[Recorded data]
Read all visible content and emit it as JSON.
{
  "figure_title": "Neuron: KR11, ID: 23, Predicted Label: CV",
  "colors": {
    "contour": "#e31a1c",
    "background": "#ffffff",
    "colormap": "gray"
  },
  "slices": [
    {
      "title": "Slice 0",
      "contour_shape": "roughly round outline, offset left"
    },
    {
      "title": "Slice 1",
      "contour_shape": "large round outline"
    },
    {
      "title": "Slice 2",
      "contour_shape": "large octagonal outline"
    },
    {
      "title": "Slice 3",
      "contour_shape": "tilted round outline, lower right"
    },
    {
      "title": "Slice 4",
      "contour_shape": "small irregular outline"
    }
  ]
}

Required task - Give all the records again. Match them exactly.

Output for this exercise -
Read all visible content and emit it as JSON.
{
  "figure_title": "Neuron: KR11, ID: 23, Predicted Label: CV",
  "colors": {
    "contour": "#e31a1c",
    "background": "#ffffff",
    "colormap": "gray"
  },
  "slices": [
    {
      "title": "Slice 0",
      "contour_shape": "roughly round outline, offset left"
    },
    {
      "title": "Slice 1",
      "contour_shape": "large round outline"
    },
    {
      "title": "Slice 2",
      "contour_shape": "large octagonal outline"
    },
    {
      "title": "Slice 3",
      "contour_shape": "tilted round outline, lower right"
    },
    {
      "title": "Slice 4",
      "contour_shape": "small irregular outline"
    }
  ]
}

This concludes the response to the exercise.